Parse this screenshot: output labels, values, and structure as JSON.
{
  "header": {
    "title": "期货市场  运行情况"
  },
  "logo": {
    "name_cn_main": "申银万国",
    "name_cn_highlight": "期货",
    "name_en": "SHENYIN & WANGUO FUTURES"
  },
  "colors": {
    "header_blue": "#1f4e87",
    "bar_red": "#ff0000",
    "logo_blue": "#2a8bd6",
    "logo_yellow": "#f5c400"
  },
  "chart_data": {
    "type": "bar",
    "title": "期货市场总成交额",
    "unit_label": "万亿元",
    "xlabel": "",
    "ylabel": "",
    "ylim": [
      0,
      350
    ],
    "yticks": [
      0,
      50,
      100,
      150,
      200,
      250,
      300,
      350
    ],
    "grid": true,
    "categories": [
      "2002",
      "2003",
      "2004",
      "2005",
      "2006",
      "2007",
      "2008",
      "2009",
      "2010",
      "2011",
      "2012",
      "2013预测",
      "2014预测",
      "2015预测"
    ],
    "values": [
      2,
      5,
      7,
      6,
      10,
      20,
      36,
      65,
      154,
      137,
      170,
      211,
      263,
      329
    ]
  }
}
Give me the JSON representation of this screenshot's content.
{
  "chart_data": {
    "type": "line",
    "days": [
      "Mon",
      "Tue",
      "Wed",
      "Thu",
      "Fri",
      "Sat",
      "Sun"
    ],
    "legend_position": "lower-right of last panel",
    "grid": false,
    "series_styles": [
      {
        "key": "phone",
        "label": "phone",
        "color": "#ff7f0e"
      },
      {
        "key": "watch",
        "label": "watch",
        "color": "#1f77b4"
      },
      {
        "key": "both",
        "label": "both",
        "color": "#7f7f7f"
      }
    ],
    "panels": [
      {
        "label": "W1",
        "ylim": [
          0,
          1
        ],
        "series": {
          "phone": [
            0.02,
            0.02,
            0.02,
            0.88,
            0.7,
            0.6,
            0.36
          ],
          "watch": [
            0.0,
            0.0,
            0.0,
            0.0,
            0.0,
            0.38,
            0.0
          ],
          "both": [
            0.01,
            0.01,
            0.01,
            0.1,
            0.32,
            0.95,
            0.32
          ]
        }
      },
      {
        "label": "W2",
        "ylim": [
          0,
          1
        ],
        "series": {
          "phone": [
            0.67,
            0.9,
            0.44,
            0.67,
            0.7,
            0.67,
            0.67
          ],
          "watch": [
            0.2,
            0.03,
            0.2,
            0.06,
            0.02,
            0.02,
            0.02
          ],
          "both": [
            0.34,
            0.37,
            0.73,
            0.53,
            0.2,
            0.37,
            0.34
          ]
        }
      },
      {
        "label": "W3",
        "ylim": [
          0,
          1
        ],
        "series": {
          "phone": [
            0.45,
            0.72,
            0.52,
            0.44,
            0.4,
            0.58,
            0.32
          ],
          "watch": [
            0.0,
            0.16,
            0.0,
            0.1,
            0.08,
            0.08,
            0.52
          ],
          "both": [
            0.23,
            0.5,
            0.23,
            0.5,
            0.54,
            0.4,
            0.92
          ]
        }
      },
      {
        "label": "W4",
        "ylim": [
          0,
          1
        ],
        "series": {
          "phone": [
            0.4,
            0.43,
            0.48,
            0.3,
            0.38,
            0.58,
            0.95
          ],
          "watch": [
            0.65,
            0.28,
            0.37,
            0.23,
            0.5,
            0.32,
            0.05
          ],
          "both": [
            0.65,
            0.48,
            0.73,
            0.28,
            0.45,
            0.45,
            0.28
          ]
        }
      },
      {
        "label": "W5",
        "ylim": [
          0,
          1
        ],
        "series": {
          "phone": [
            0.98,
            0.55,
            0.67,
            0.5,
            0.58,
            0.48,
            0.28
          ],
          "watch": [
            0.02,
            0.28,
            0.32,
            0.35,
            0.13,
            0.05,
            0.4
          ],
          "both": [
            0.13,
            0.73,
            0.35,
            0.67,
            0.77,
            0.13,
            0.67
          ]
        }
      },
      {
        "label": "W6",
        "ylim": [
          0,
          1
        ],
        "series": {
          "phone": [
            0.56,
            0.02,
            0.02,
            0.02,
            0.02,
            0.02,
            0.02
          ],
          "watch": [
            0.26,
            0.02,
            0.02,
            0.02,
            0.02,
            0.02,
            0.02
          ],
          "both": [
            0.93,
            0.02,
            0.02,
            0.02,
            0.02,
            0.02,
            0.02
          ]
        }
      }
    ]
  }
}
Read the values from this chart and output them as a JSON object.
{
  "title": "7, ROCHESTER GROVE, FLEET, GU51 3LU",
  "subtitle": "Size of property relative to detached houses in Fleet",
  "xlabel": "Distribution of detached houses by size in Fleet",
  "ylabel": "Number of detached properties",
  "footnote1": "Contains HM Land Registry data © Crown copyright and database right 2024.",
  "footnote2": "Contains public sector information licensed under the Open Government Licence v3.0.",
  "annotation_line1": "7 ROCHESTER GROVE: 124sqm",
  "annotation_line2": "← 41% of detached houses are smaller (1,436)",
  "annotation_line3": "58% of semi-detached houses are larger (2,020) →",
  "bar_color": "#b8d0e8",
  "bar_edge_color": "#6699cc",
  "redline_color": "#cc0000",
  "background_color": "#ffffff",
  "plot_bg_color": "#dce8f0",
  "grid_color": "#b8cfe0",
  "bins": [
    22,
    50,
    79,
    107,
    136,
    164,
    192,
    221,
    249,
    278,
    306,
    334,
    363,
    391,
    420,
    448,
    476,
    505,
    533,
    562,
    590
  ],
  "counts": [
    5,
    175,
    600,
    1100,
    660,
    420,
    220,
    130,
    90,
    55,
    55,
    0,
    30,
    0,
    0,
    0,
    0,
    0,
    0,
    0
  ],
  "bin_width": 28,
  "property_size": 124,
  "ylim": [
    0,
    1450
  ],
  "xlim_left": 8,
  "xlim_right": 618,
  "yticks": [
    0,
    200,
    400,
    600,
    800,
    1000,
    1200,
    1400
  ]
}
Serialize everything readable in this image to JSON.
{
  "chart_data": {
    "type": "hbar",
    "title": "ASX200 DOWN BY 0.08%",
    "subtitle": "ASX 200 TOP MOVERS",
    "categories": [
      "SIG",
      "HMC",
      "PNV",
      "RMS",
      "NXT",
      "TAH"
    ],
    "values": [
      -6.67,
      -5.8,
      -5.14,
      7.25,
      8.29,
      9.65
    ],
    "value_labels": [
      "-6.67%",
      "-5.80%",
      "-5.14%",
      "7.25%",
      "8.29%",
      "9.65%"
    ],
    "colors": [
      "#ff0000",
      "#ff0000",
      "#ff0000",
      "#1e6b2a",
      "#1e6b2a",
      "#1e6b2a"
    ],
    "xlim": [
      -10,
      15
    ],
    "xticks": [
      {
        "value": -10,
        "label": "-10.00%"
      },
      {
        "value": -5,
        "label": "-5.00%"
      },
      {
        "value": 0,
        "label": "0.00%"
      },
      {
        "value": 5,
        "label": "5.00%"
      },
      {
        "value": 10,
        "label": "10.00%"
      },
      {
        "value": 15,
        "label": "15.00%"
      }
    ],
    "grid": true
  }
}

......

> _Exercise task_
From the data above, copy each line that has the string "GROVE".

> _Result_
  "title": "7, ROCHESTER GROVE, FLEET, GU51 3LU",
  "annotation_line1": "7 ROCHESTER GROVE: 124sqm",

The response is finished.